== TASK INPUT ==

==*==

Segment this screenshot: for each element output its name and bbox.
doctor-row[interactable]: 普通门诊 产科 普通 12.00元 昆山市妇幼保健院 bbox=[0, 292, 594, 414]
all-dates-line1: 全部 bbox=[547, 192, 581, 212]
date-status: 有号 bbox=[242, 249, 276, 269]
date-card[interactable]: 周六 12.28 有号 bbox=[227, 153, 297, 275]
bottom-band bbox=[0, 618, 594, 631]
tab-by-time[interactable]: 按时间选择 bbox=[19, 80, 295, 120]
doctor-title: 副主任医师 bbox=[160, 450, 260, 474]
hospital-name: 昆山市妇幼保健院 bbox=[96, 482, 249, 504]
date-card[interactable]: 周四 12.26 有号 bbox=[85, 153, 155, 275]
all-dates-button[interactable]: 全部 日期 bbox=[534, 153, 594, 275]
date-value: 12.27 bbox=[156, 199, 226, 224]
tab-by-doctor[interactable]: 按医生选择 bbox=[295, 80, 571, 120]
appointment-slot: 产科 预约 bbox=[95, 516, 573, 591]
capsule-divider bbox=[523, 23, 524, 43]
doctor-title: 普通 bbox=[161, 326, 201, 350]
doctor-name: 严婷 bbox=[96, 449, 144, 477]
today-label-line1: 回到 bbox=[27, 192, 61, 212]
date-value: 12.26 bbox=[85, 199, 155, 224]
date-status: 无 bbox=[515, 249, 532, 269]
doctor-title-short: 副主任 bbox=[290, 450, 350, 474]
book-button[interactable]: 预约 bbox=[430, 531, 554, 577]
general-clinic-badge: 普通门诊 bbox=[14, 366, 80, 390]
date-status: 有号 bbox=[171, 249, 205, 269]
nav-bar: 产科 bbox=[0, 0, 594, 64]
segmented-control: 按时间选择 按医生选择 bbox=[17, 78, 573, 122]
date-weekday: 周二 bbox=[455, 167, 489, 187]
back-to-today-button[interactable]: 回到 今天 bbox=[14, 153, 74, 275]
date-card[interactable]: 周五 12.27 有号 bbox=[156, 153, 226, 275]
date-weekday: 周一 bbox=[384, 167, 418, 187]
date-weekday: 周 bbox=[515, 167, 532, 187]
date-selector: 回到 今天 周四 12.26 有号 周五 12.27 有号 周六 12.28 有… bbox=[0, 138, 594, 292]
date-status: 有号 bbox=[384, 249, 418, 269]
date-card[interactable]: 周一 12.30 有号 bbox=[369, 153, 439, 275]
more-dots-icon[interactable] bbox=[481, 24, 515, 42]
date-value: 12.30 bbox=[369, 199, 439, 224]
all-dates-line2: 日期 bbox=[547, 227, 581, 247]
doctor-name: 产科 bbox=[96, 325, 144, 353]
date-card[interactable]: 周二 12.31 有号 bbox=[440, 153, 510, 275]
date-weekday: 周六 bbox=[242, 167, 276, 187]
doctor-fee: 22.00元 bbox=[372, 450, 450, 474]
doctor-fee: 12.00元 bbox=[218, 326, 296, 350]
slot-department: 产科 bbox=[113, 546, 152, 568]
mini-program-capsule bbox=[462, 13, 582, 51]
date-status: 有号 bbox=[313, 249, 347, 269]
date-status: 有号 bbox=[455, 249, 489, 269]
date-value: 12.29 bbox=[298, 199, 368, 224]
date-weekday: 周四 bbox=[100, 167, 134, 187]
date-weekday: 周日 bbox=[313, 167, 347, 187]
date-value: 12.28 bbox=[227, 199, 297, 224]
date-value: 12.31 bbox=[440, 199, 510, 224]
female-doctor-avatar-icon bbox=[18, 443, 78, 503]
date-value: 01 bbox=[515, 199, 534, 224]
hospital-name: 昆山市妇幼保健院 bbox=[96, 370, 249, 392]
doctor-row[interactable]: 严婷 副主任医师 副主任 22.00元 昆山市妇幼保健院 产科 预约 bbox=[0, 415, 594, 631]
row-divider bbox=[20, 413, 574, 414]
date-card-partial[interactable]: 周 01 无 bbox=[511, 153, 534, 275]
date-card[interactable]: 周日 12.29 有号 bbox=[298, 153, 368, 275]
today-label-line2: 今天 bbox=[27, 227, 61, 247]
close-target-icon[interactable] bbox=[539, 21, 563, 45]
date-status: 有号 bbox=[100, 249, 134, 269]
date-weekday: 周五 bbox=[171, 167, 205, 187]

==*==

== EXERCISE ==
Return all of the rows above, unchanged and in the same order.

== RESULT OF THIS EXERCISE ==
Segment this screenshot: for each element output its name and bbox.
doctor-row[interactable]: 普通门诊 产科 普通 12.00元 昆山市妇幼保健院 bbox=[0, 292, 594, 414]
all-dates-line1: 全部 bbox=[547, 192, 581, 212]
date-status: 有号 bbox=[242, 249, 276, 269]
date-card[interactable]: 周六 12.28 有号 bbox=[227, 153, 297, 275]
bottom-band bbox=[0, 618, 594, 631]
tab-by-time[interactable]: 按时间选择 bbox=[19, 80, 295, 120]
doctor-title: 副主任医师 bbox=[160, 450, 260, 474]
hospital-name: 昆山市妇幼保健院 bbox=[96, 482, 249, 504]
date-card[interactable]: 周四 12.26 有号 bbox=[85, 153, 155, 275]
all-dates-button[interactable]: 全部 日期 bbox=[534, 153, 594, 275]
date-value: 12.27 bbox=[156, 199, 226, 224]
tab-by-doctor[interactable]: 按医生选择 bbox=[295, 80, 571, 120]
appointment-slot: 产科 预约 bbox=[95, 516, 573, 591]
capsule-divider bbox=[523, 23, 524, 43]
doctor-title: 普通 bbox=[161, 326, 201, 350]
doctor-name: 严婷 bbox=[96, 449, 144, 477]
today-label-line1: 回到 bbox=[27, 192, 61, 212]
date-value: 12.26 bbox=[85, 199, 155, 224]
date-status: 无 bbox=[515, 249, 532, 269]
doctor-title-short: 副主任 bbox=[290, 450, 350, 474]
book-button[interactable]: 预约 bbox=[430, 531, 554, 577]
general-clinic-badge: 普通门诊 bbox=[14, 366, 80, 390]
date-status: 有号 bbox=[171, 249, 205, 269]
nav-bar: 产科 bbox=[0, 0, 594, 64]
segmented-control: 按时间选择 按医生选择 bbox=[17, 78, 573, 122]
date-weekday: 周二 bbox=[455, 167, 489, 187]
back-to-today-button[interactable]: 回到 今天 bbox=[14, 153, 74, 275]
date-card[interactable]: 周五 12.27 有号 bbox=[156, 153, 226, 275]
date-weekday: 周一 bbox=[384, 167, 418, 187]
date-weekday: 周 bbox=[515, 167, 532, 187]
date-selector: 回到 今天 周四 12.26 有号 周五 12.27 有号 周六 12.28 有… bbox=[0, 138, 594, 292]
date-status: 有号 bbox=[384, 249, 418, 269]
date-card[interactable]: 周一 12.30 有号 bbox=[369, 153, 439, 275]
more-dots-icon[interactable] bbox=[481, 24, 515, 42]
date-value: 12.30 bbox=[369, 199, 439, 224]
all-dates-line2: 日期 bbox=[547, 227, 581, 247]
doctor-name: 产科 bbox=[96, 325, 144, 353]
date-card[interactable]: 周二 12.31 有号 bbox=[440, 153, 510, 275]
date-weekday: 周六 bbox=[242, 167, 276, 187]
doctor-fee: 22.00元 bbox=[372, 450, 450, 474]
doctor-fee: 12.00元 bbox=[218, 326, 296, 350]
slot-department: 产科 bbox=[113, 546, 152, 568]
mini-program-capsule bbox=[462, 13, 582, 51]
date-status: 有号 bbox=[313, 249, 347, 269]
date-status: 有号 bbox=[455, 249, 489, 269]
date-value: 12.29 bbox=[298, 199, 368, 224]
date-weekday: 周四 bbox=[100, 167, 134, 187]
date-weekday: 周日 bbox=[313, 167, 347, 187]
date-value: 12.28 bbox=[227, 199, 297, 224]
date-value: 12.31 bbox=[440, 199, 510, 224]
female-doctor-avatar-icon bbox=[18, 443, 78, 503]
date-value: 01 bbox=[515, 199, 534, 224]
hospital-name: 昆山市妇幼保健院 bbox=[96, 370, 249, 392]
doctor-row[interactable]: 严婷 副主任医师 副主任 22.00元 昆山市妇幼保健院 产科 预约 bbox=[0, 415, 594, 631]
row-divider bbox=[20, 413, 574, 414]
date-card-partial[interactable]: 周 01 无 bbox=[511, 153, 534, 275]
date-card[interactable]: 周日 12.29 有号 bbox=[298, 153, 368, 275]
today-label-line2: 今天 bbox=[27, 227, 61, 247]
close-target-icon[interactable] bbox=[539, 21, 563, 45]
date-status: 有号 bbox=[100, 249, 134, 269]
date-weekday: 周五 bbox=[171, 167, 205, 187]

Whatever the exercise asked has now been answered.